Wherever the string "Theory" appears in the listing, copy that line.
___ Dataset records
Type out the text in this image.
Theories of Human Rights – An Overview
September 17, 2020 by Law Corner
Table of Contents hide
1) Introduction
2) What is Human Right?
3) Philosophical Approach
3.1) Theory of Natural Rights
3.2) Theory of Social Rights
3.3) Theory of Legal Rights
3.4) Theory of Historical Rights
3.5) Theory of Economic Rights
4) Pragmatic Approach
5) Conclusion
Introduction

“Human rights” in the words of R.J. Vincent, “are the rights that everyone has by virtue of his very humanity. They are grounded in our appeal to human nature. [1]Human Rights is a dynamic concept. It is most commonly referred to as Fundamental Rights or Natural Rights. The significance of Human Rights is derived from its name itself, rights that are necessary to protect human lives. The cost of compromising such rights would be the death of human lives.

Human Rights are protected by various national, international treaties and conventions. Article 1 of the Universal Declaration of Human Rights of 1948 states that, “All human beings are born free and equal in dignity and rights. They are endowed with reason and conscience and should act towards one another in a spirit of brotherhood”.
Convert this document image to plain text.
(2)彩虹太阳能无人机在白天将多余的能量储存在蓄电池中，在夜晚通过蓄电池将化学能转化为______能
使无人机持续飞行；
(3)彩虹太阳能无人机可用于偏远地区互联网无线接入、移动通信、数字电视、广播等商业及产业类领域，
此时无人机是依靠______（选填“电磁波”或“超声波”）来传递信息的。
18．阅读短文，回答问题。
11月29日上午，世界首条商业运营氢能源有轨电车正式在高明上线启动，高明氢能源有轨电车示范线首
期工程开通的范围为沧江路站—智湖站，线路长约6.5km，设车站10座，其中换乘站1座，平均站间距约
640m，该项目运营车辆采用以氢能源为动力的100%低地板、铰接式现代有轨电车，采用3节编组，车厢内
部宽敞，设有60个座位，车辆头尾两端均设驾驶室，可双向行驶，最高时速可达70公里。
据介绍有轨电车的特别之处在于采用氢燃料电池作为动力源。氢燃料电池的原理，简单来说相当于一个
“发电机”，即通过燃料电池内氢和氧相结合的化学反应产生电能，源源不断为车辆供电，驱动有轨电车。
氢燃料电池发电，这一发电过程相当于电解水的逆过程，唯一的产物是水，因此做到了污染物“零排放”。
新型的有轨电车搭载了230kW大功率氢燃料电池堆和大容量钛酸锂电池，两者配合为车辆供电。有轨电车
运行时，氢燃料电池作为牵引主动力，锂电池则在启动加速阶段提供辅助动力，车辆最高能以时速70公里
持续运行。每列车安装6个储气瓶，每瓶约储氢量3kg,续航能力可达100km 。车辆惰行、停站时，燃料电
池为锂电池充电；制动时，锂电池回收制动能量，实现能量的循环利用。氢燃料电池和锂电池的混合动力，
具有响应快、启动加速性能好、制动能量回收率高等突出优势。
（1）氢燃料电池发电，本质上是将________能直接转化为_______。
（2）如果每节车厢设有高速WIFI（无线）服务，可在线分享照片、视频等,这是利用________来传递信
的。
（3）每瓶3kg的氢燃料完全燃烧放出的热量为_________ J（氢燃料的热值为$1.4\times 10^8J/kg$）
______
* _Answer to the problem_
3.1) Theory of Natural Rights
3.2) Theory of Social Rights
3.3) Theory of Legal Rights
3.4) Theory of Historical Rights
3.5) Theory of Economic Rights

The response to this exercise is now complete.